Stored data
================================
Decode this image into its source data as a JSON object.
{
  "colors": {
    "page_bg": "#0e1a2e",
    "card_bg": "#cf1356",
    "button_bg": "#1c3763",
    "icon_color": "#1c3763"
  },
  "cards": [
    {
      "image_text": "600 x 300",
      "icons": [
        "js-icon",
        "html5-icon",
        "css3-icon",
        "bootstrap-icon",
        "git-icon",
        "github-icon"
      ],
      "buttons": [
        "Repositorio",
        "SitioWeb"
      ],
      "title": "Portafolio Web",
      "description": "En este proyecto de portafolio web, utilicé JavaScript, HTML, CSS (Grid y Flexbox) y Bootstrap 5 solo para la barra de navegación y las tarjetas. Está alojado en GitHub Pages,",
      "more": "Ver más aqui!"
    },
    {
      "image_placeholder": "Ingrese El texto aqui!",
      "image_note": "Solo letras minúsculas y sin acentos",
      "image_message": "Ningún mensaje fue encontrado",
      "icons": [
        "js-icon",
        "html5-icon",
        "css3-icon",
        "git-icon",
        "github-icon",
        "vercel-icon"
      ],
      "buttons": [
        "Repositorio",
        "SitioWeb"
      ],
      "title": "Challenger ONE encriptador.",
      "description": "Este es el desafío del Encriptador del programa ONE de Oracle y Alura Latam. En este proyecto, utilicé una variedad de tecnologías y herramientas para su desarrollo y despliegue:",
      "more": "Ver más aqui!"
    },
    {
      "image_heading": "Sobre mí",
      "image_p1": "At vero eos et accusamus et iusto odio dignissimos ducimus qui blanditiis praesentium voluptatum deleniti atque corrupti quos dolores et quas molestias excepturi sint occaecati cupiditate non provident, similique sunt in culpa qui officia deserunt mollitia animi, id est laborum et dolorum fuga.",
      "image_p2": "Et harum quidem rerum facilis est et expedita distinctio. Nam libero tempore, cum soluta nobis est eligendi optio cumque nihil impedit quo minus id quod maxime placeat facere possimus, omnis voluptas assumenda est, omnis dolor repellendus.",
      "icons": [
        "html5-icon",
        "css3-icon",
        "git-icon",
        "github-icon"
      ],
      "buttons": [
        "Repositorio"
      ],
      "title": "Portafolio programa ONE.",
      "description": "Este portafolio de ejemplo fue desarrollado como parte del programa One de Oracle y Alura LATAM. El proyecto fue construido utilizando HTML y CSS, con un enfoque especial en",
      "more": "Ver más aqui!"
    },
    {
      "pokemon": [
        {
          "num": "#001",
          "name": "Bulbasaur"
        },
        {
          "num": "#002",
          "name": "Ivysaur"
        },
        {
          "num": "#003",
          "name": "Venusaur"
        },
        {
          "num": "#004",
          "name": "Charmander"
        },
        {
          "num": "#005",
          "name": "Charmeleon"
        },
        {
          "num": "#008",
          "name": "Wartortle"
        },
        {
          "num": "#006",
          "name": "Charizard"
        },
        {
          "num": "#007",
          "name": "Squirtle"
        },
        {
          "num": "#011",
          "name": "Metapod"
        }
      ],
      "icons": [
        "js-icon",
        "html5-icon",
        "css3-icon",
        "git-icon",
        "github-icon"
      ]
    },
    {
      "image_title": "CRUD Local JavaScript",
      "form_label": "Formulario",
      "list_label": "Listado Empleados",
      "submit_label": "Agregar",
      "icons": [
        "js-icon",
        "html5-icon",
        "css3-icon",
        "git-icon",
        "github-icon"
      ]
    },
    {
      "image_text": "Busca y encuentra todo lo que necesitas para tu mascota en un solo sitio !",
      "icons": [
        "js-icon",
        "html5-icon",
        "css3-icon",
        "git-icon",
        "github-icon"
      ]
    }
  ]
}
================================
- **WORK TO COMPLETE**: Read the data above. Pull out each line in which the string "JavaScript" appears.

- **WRITTEN ANSWER**:
      "description": "En este proyecto de portafolio web, utilicé JavaScript, HTML, CSS (Grid y Flexbox) y Bootstrap 5 solo para la barra de navegación y las tarjetas. Está alojado en GitHub Pages,",
      "image_title": "CRUD Local JavaScript",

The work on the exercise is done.